** RECORDED DATA **
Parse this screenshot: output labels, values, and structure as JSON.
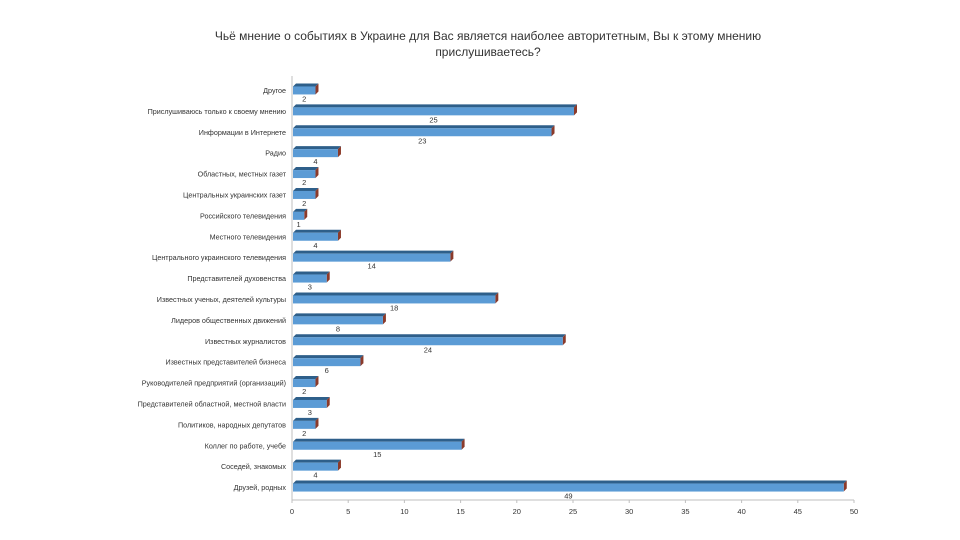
{
  "chart_data": {
    "type": "bar",
    "orientation": "horizontal",
    "title_lines": [
      "Чьё мнение о событиях в Украине для Вас является наиболее авторитетным, Вы к этому мнению",
      "прислушиваетесь?"
    ],
    "categories": [
      "Другое",
      "Прислушиваюсь только к своему мнению",
      "Информации в Интернете",
      "Радио",
      "Областных, местных газет",
      "Центральных украинских газет",
      "Российского телевидения",
      "Местного телевидения",
      "Центрального украинского телевидения",
      "Представителей духовенства",
      "Известных ученых, деятелей культуры",
      "Лидеров общественных движений",
      "Известных журналистов",
      "Известных представителей бизнеса",
      "Руководителей предприятий (организаций)",
      "Представителей областной, местной власти",
      "Политиков, народных депутатов",
      "Коллег по работе, учебе",
      "Соседей, знакомых",
      "Друзей, родных"
    ],
    "values": [
      2,
      25,
      23,
      4,
      2,
      2,
      1,
      4,
      14,
      3,
      18,
      8,
      24,
      6,
      2,
      3,
      2,
      15,
      4,
      49
    ],
    "xlim": [
      0,
      50
    ],
    "xticks": [
      0,
      5,
      10,
      15,
      20,
      25,
      30,
      35,
      40,
      45,
      50
    ],
    "grid": false,
    "legend": "none",
    "colors": {
      "bar_front": "#5b9bd5",
      "bar_top": "#2e5f8a",
      "bar_side": "#8b3a2a",
      "axis": "#bfbfbf"
    }
  }
}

** EXERCISE DETAILS **
Copy out all the data without changing anything, and drop the pictures.

** TASK RESULT **
Parse this screenshot: output labels, values, and structure as JSON.
{
  "chart_data": {
    "type": "bar",
    "orientation": "horizontal",
    "title_lines": [
      "Чьё мнение о событиях в Украине для Вас является наиболее авторитетным, Вы к этому мнению",
      "прислушиваетесь?"
    ],
    "categories": [
      "Другое",
      "Прислушиваюсь только к своему мнению",
      "Информации в Интернете",
      "Радио",
      "Областных, местных газет",
      "Центральных украинских газет",
      "Российского телевидения",
      "Местного телевидения",
      "Центрального украинского телевидения",
      "Представителей духовенства",
      "Известных ученых, деятелей культуры",
      "Лидеров общественных движений",
      "Известных журналистов",
      "Известных представителей бизнеса",
      "Руководителей предприятий (организаций)",
      "Представителей областной, местной власти",
      "Политиков, народных депутатов",
      "Коллег по работе, учебе",
      "Соседей, знакомых",
      "Друзей, родных"
    ],
    "values": [
      2,
      25,
      23,
      4,
      2,
      2,
      1,
      4,
      14,
      3,
      18,
      8,
      24,
      6,
      2,
      3,
      2,
      15,
      4,
      49
    ],
    "xlim": [
      0,
      50
    ],
    "xticks": [
      0,
      5,
      10,
      15,
      20,
      25,
      30,
      35,
      40,
      45,
      50
    ],
    "grid": false,
    "legend": "none",
    "colors": {
      "bar_front": "#5b9bd5",
      "bar_top": "#2e5f8a",
      "bar_side": "#8b3a2a",
      "axis": "#bfbfbf"
    }
  }
}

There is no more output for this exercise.